Stored items from a collection:

— START —

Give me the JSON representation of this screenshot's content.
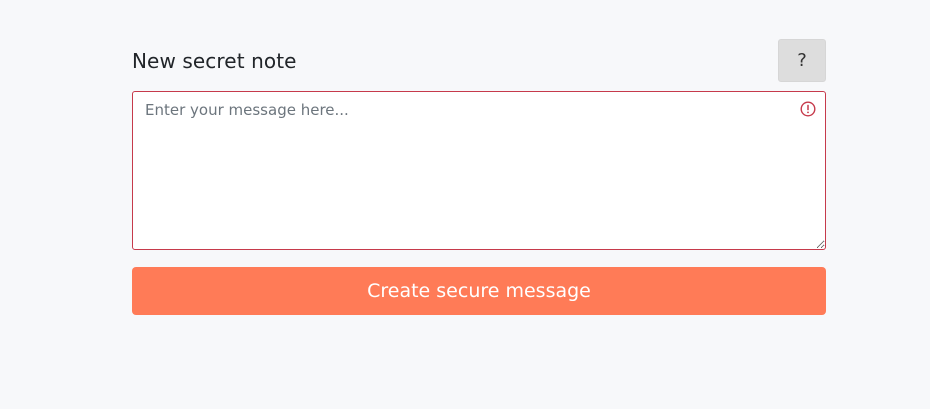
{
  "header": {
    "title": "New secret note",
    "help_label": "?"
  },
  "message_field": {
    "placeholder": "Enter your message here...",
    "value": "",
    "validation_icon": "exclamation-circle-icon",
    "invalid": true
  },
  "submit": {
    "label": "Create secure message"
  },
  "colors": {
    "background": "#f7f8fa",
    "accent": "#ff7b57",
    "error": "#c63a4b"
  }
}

— END —

■ GIVEN INSTRUCTION
Your task is to retype all the entries exactly and leave out any pictures.

■ RESPONSE TO THIS TASK
Give me the JSON representation of this screenshot's content.
{
  "header": {
    "title": "New secret note",
    "help_label": "?"
  },
  "message_field": {
    "placeholder": "Enter your message here...",
    "value": "",
    "validation_icon": "exclamation-circle-icon",
    "invalid": true
  },
  "submit": {
    "label": "Create secure message"
  },
  "colors": {
    "background": "#f7f8fa",
    "accent": "#ff7b57",
    "error": "#c63a4b"
  }
}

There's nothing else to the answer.